### THE REQUEST
Without the pictures, set down every line of the data exactly.
==*==
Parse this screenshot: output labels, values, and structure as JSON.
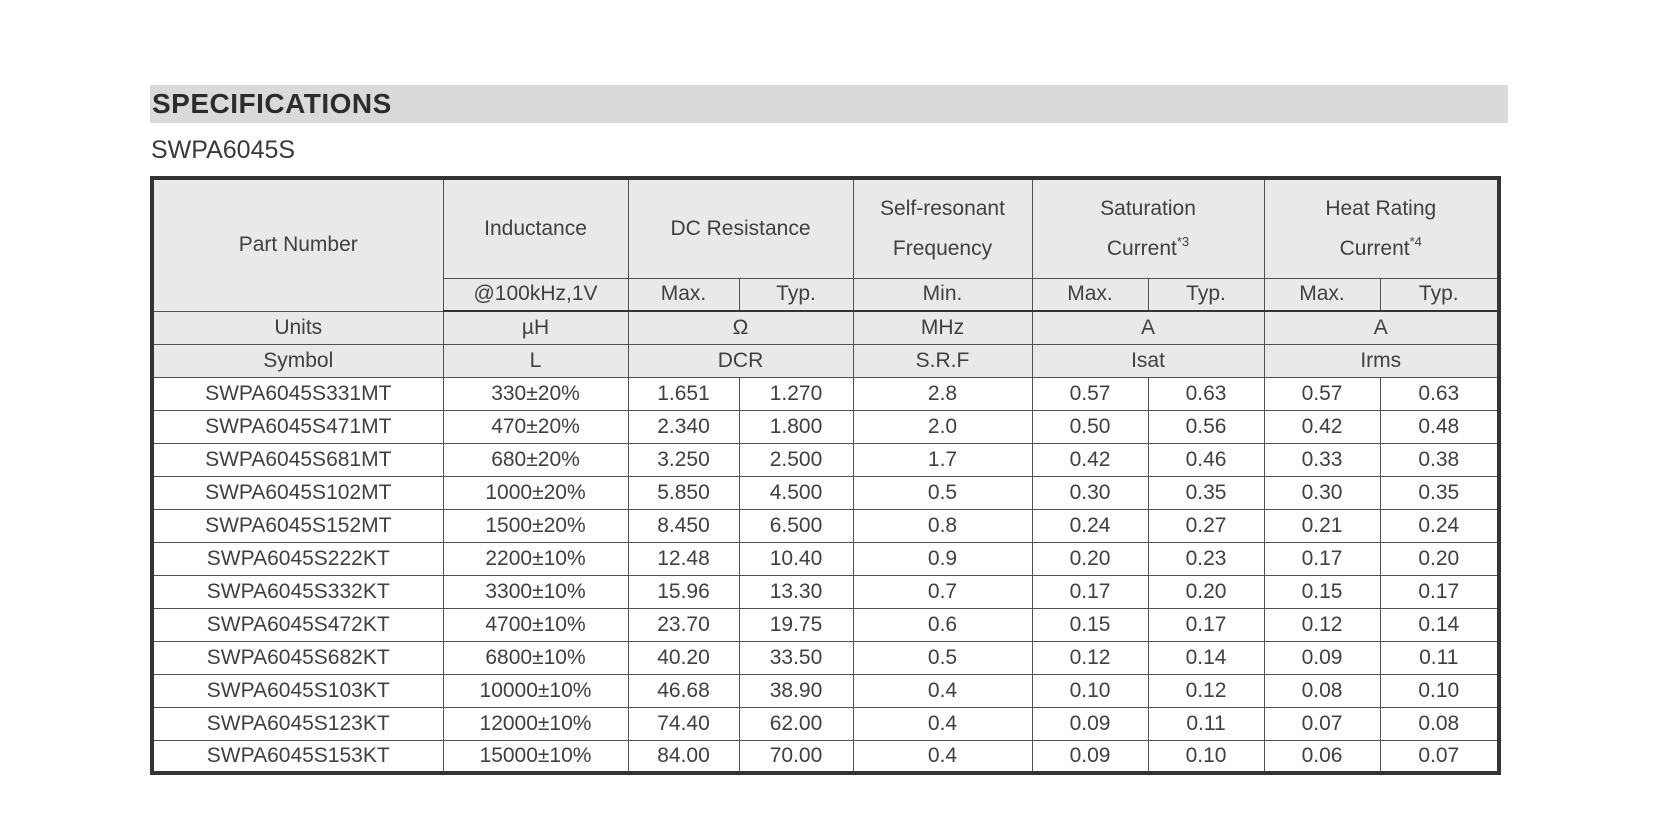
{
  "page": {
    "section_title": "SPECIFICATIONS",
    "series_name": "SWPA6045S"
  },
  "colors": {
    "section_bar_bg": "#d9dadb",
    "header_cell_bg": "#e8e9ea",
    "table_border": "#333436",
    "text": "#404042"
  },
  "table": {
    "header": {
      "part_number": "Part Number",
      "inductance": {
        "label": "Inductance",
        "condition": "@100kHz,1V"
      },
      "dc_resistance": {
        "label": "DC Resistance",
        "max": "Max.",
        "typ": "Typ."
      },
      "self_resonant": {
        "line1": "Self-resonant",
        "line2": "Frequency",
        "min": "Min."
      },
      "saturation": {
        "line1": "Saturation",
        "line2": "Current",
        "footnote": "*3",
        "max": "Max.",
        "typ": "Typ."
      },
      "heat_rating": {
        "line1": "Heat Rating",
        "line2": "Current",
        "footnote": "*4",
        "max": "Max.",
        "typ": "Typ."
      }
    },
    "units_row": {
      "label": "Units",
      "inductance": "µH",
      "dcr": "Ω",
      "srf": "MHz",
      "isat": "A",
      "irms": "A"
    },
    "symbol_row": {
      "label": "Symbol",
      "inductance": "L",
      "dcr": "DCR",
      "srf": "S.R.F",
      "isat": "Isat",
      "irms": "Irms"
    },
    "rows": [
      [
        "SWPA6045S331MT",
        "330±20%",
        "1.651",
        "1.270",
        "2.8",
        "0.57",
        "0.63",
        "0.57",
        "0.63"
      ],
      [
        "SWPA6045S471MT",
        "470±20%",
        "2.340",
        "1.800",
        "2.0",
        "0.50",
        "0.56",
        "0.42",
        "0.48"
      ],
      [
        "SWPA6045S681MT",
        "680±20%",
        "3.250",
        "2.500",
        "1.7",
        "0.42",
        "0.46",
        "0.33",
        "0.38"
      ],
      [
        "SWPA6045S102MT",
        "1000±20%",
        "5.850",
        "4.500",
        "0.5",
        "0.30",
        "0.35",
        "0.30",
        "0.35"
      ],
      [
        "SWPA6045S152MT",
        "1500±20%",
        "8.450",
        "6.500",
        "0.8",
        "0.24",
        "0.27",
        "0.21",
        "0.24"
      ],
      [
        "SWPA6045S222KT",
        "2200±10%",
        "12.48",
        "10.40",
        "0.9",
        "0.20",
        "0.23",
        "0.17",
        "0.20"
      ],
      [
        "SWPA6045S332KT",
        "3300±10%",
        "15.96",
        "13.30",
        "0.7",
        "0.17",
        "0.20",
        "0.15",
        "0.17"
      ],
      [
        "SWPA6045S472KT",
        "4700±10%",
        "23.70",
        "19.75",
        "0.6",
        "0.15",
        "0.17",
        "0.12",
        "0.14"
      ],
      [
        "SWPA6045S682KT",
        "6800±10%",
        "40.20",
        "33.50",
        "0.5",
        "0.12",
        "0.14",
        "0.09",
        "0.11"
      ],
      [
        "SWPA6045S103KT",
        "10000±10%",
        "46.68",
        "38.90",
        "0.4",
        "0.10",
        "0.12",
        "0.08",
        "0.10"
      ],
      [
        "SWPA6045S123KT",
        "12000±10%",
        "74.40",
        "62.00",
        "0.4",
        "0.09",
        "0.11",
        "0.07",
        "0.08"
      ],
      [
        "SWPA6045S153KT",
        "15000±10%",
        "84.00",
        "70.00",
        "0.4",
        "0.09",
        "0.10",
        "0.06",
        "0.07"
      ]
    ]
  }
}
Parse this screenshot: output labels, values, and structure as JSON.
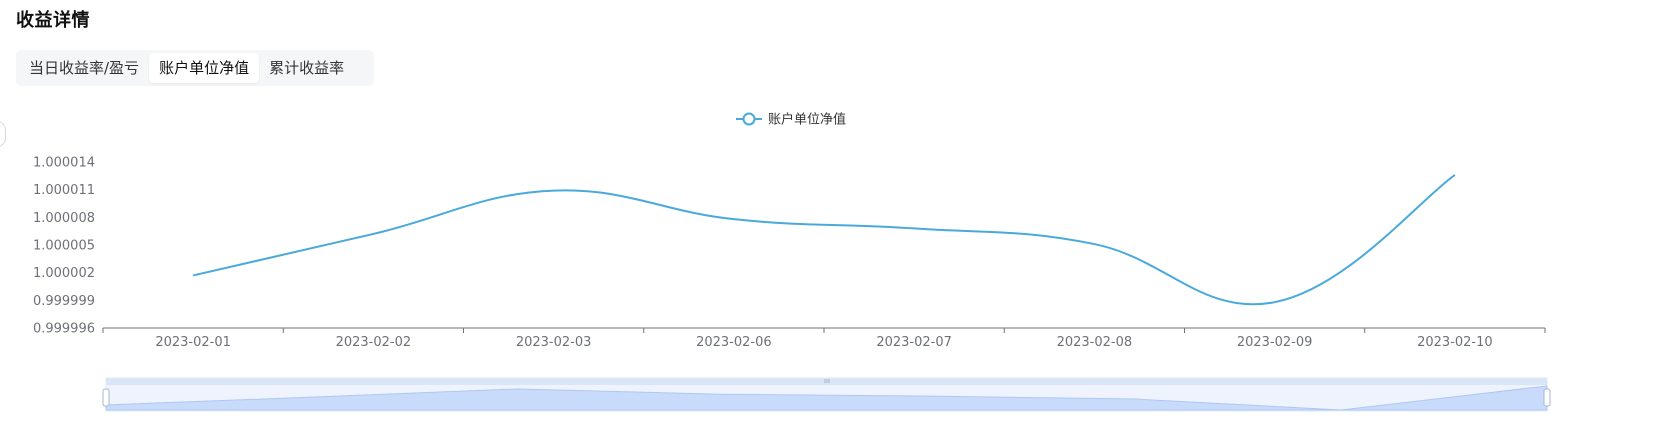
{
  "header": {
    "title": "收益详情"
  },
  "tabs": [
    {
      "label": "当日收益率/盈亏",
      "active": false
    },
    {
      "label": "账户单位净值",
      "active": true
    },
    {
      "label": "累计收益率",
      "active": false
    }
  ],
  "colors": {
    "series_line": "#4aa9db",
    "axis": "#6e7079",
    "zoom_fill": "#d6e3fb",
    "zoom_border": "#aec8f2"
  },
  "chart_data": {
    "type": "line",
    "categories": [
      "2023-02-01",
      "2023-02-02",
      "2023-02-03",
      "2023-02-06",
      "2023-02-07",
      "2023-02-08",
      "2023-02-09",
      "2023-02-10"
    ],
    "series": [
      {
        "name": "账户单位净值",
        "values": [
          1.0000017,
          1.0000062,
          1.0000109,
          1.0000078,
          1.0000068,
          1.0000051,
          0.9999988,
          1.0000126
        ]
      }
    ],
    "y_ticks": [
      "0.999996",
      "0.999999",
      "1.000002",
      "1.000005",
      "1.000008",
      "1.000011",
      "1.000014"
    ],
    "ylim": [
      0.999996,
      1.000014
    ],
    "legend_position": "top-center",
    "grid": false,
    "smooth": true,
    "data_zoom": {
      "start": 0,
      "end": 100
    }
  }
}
==*==
### ANSWER TO THE EXERCISE
Parse this screenshot: output labels, values, and structure as JSON.
{
  "page": {
    "section_title": "SPECIFICATIONS",
    "series_name": "SWPA6045S"
  },
  "colors": {
    "section_bar_bg": "#d9dadb",
    "header_cell_bg": "#e8e9ea",
    "table_border": "#333436",
    "text": "#404042"
  },
  "table": {
    "header": {
      "part_number": "Part Number",
      "inductance": {
        "label": "Inductance",
        "condition": "@100kHz,1V"
      },
      "dc_resistance": {
        "label": "DC Resistance",
        "max": "Max.",
        "typ": "Typ."
      },
      "self_resonant": {
        "line1": "Self-resonant",
        "line2": "Frequency",
        "min": "Min."
      },
      "saturation": {
        "line1": "Saturation",
        "line2": "Current",
        "footnote": "*3",
        "max": "Max.",
        "typ": "Typ."
      },
      "heat_rating": {
        "line1": "Heat Rating",
        "line2": "Current",
        "footnote": "*4",
        "max": "Max.",
        "typ": "Typ."
      }
    },
    "units_row": {
      "label": "Units",
      "inductance": "µH",
      "dcr": "Ω",
      "srf": "MHz",
      "isat": "A",
      "irms": "A"
    },
    "symbol_row": {
      "label": "Symbol",
      "inductance": "L",
      "dcr": "DCR",
      "srf": "S.R.F",
      "isat": "Isat",
      "irms": "Irms"
    },
    "rows": [
      [
        "SWPA6045S331MT",
        "330±20%",
        "1.651",
        "1.270",
        "2.8",
        "0.57",
        "0.63",
        "0.57",
        "0.63"
      ],
      [
        "SWPA6045S471MT",
        "470±20%",
        "2.340",
        "1.800",
        "2.0",
        "0.50",
        "0.56",
        "0.42",
        "0.48"
      ],
      [
        "SWPA6045S681MT",
        "680±20%",
        "3.250",
        "2.500",
        "1.7",
        "0.42",
        "0.46",
        "0.33",
        "0.38"
      ],
      [
        "SWPA6045S102MT",
        "1000±20%",
        "5.850",
        "4.500",
        "0.5",
        "0.30",
        "0.35",
        "0.30",
        "0.35"
      ],
      [
        "SWPA6045S152MT",
        "1500±20%",
        "8.450",
        "6.500",
        "0.8",
        "0.24",
        "0.27",
        "0.21",
        "0.24"
      ],
      [
        "SWPA6045S222KT",
        "2200±10%",
        "12.48",
        "10.40",
        "0.9",
        "0.20",
        "0.23",
        "0.17",
        "0.20"
      ],
      [
        "SWPA6045S332KT",
        "3300±10%",
        "15.96",
        "13.30",
        "0.7",
        "0.17",
        "0.20",
        "0.15",
        "0.17"
      ],
      [
        "SWPA6045S472KT",
        "4700±10%",
        "23.70",
        "19.75",
        "0.6",
        "0.15",
        "0.17",
        "0.12",
        "0.14"
      ],
      [
        "SWPA6045S682KT",
        "6800±10%",
        "40.20",
        "33.50",
        "0.5",
        "0.12",
        "0.14",
        "0.09",
        "0.11"
      ],
      [
        "SWPA6045S103KT",
        "10000±10%",
        "46.68",
        "38.90",
        "0.4",
        "0.10",
        "0.12",
        "0.08",
        "0.10"
      ],
      [
        "SWPA6045S123KT",
        "12000±10%",
        "74.40",
        "62.00",
        "0.4",
        "0.09",
        "0.11",
        "0.07",
        "0.08"
      ],
      [
        "SWPA6045S153KT",
        "15000±10%",
        "84.00",
        "70.00",
        "0.4",
        "0.09",
        "0.10",
        "0.06",
        "0.07"
      ]
    ]
  }
}
Parse this screenshot: output labels, values, and structure as JSON.
{
  "header": {
    "title": "收益详情"
  },
  "tabs": [
    {
      "label": "当日收益率/盈亏",
      "active": false
    },
    {
      "label": "账户单位净值",
      "active": true
    },
    {
      "label": "累计收益率",
      "active": false
    }
  ],
  "colors": {
    "series_line": "#4aa9db",
    "axis": "#6e7079",
    "zoom_fill": "#d6e3fb",
    "zoom_border": "#aec8f2"
  },
  "chart_data": {
    "type": "line",
    "categories": [
      "2023-02-01",
      "2023-02-02",
      "2023-02-03",
      "2023-02-06",
      "2023-02-07",
      "2023-02-08",
      "2023-02-09",
      "2023-02-10"
    ],
    "series": [
      {
        "name": "账户单位净值",
        "values": [
          1.0000017,
          1.0000062,
          1.0000109,
          1.0000078,
          1.0000068,
          1.0000051,
          0.9999988,
          1.0000126
        ]
      }
    ],
    "y_ticks": [
      "0.999996",
      "0.999999",
      "1.000002",
      "1.000005",
      "1.000008",
      "1.000011",
      "1.000014"
    ],
    "ylim": [
      0.999996,
      1.000014
    ],
    "legend_position": "top-center",
    "grid": false,
    "smooth": true,
    "data_zoom": {
      "start": 0,
      "end": 100
    }
  }
}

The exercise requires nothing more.